### GIVEN DATA
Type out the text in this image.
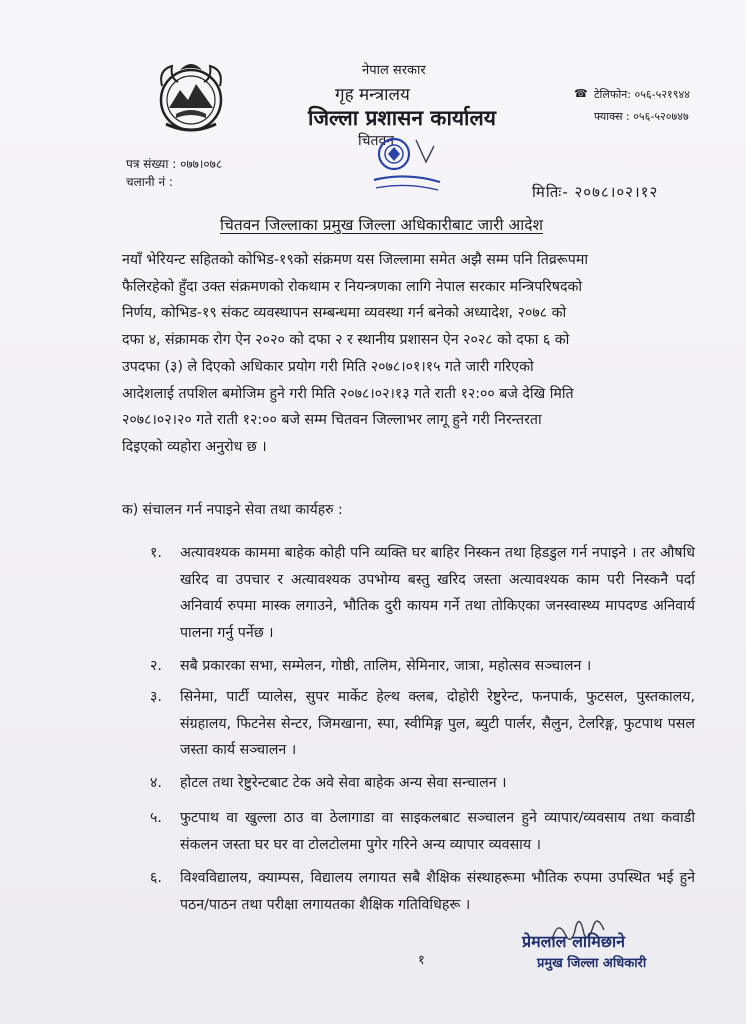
नेपाल सरकार
गृह मन्त्रालय
जिल्ला प्रशासन कार्यालय
चितवन
☎ टेलिफोन: ०५६-५२१९४४
फ्याक्स : ०५६-५२०७४७
पत्र संख्या : ०७७।०७८
चलानी नं :
मितिः- २०७८।०२।१२
चितवन जिल्लाका प्रमुख जिल्ला अधिकारीबाट जारी आदेश
नयाँ भेरियन्ट सहितको कोभिड-१९को संक्रमण यस जिल्लामा समेत अझै सम्म पनि तिव्ररूपमा
फैलिरहेको हुँदा उक्त संक्रमणको रोकथाम र नियन्त्रणका लागि नेपाल सरकार मन्त्रिपरिषदको
निर्णय, कोभिड-१९ संकट व्यवस्थापन सम्बन्धमा व्यवस्था गर्न बनेको अध्यादेश, २०७८ को
दफा ४, संक्रामक रोग ऐन २०२० को दफा २ र स्थानीय प्रशासन ऐन २०२८ को दफा ६ को
उपदफा (३) ले दिएको अधिकार प्रयोग गरी मिति २०७८।०१।१५ गते जारी गरिएको
आदेशलाई तपशिल बमोजिम हुने गरी मिति २०७८।०२।१३ गते राती १२:०० बजे देखि मिति
२०७८।०२।२० गते राती १२:०० बजे सम्म चितवन जिल्लाभर लागू हुने गरी निरन्तरता
दिइएको व्यहोरा अनुरोध छ ।
क) संचालन गर्न नपाइने सेवा तथा कार्यहरु :
१.	अत्यावश्यक काममा बाहेक कोही पनि व्यक्ति घर बाहिर निस्कन तथा हिडडुल गर्न नपाइने । तर औषधि खरिद वा उपचार र अत्यावश्यक उपभोग्य बस्तु खरिद जस्ता अत्यावश्यक काम परी निस्कनै पर्दा अनिवार्य रुपमा मास्क लगाउने, भौतिक दुरी कायम गर्ने तथा तोकिएका जनस्वास्थ्य मापदण्ड अनिवार्य पालना गर्नु पर्नेछ ।
२.	सबै प्रकारका सभा, सम्मेलन, गोष्ठी, तालिम, सेमिनार, जात्रा, महोत्सव सञ्चालन ।
३.	सिनेमा, पार्टी प्यालेस, सुपर मार्केट हेल्थ क्लब, दोहोरी रेष्टुरेन्ट, फनपार्क, फुटसल, पुस्तकालय, संग्रहालय, फिटनेस सेन्टर, जिमखाना, स्पा, स्वीमिङ्ग पुल, ब्युटी पार्लर, सैलुन, टेलरिङ्ग, फुटपाथ पसल जस्ता कार्य सञ्चालन ।
४.	होटल तथा रेष्टुरेन्टबाट टेक अवे सेवा बाहेक अन्य सेवा सन्चालन ।
५.	फुटपाथ वा खुल्ला ठाउ वा ठेलागाडा वा साइकलबाट सञ्चालन हुने व्यापार/व्यवसाय तथा कवाडी संकलन जस्ता घर घर वा टोलटोलमा पुगेर गरिने अन्य व्यापार व्यवसाय ।
६.	विश्वविद्यालय, क्याम्पस, विद्यालय लगायत सबै शैक्षिक संस्थाहरूमा भौतिक रुपमा उपस्थित भई हुने पठन/पाठन तथा परीक्षा लगायतका शैक्षिक गतिविधिहरू ।
प्रेमलाल लामिछाने
प्रमुख जिल्ला अधिकारी
१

### WHAT TO PRODUCE
Every entry must be transcribed exactly. Pictures do not belong in the copy.

### RESULT OF THE TASK
Type out the text in this image.
नेपाल सरकार
गृह मन्त्रालय
जिल्ला प्रशासन कार्यालय
चितवन
☎ टेलिफोन: ०५६-५२१९४४
फ्याक्स : ०५६-५२०७४७
पत्र संख्या : ०७७।०७८
चलानी नं :
मितिः- २०७८।०२।१२
चितवन जिल्लाका प्रमुख जिल्ला अधिकारीबाट जारी आदेश
नयाँ भेरियन्ट सहितको कोभिड-१९को संक्रमण यस जिल्लामा समेत अझै सम्म पनि तिव्ररूपमा
फैलिरहेको हुँदा उक्त संक्रमणको रोकथाम र नियन्त्रणका लागि नेपाल सरकार मन्त्रिपरिषदको
निर्णय, कोभिड-१९ संकट व्यवस्थापन सम्बन्धमा व्यवस्था गर्न बनेको अध्यादेश, २०७८ को
दफा ४, संक्रामक रोग ऐन २०२० को दफा २ र स्थानीय प्रशासन ऐन २०२८ को दफा ६ को
उपदफा (३) ले दिएको अधिकार प्रयोग गरी मिति २०७८।०१।१५ गते जारी गरिएको
आदेशलाई तपशिल बमोजिम हुने गरी मिति २०७८।०२।१३ गते राती १२:०० बजे देखि मिति
२०७८।०२।२० गते राती १२:०० बजे सम्म चितवन जिल्लाभर लागू हुने गरी निरन्तरता
दिइएको व्यहोरा अनुरोध छ ।
क) संचालन गर्न नपाइने सेवा तथा कार्यहरु :
१.	अत्यावश्यक काममा बाहेक कोही पनि व्यक्ति घर बाहिर निस्कन तथा हिडडुल गर्न नपाइने । तर औषधि खरिद वा उपचार र अत्यावश्यक उपभोग्य बस्तु खरिद जस्ता अत्यावश्यक काम परी निस्कनै पर्दा अनिवार्य रुपमा मास्क लगाउने, भौतिक दुरी कायम गर्ने तथा तोकिएका जनस्वास्थ्य मापदण्ड अनिवार्य पालना गर्नु पर्नेछ ।
२.	सबै प्रकारका सभा, सम्मेलन, गोष्ठी, तालिम, सेमिनार, जात्रा, महोत्सव सञ्चालन ।
३.	सिनेमा, पार्टी प्यालेस, सुपर मार्केट हेल्थ क्लब, दोहोरी रेष्टुरेन्ट, फनपार्क, फुटसल, पुस्तकालय, संग्रहालय, फिटनेस सेन्टर, जिमखाना, स्पा, स्वीमिङ्ग पुल, ब्युटी पार्लर, सैलुन, टेलरिङ्ग, फुटपाथ पसल जस्ता कार्य सञ्चालन ।
४.	होटल तथा रेष्टुरेन्टबाट टेक अवे सेवा बाहेक अन्य सेवा सन्चालन ।
५.	फुटपाथ वा खुल्ला ठाउ वा ठेलागाडा वा साइकलबाट सञ्चालन हुने व्यापार/व्यवसाय तथा कवाडी संकलन जस्ता घर घर वा टोलटोलमा पुगेर गरिने अन्य व्यापार व्यवसाय ।
६.	विश्वविद्यालय, क्याम्पस, विद्यालय लगायत सबै शैक्षिक संस्थाहरूमा भौतिक रुपमा उपस्थित भई हुने पठन/पाठन तथा परीक्षा लगायतका शैक्षिक गतिविधिहरू ।
प्रेमलाल लामिछाने
प्रमुख जिल्ला अधिकारी
१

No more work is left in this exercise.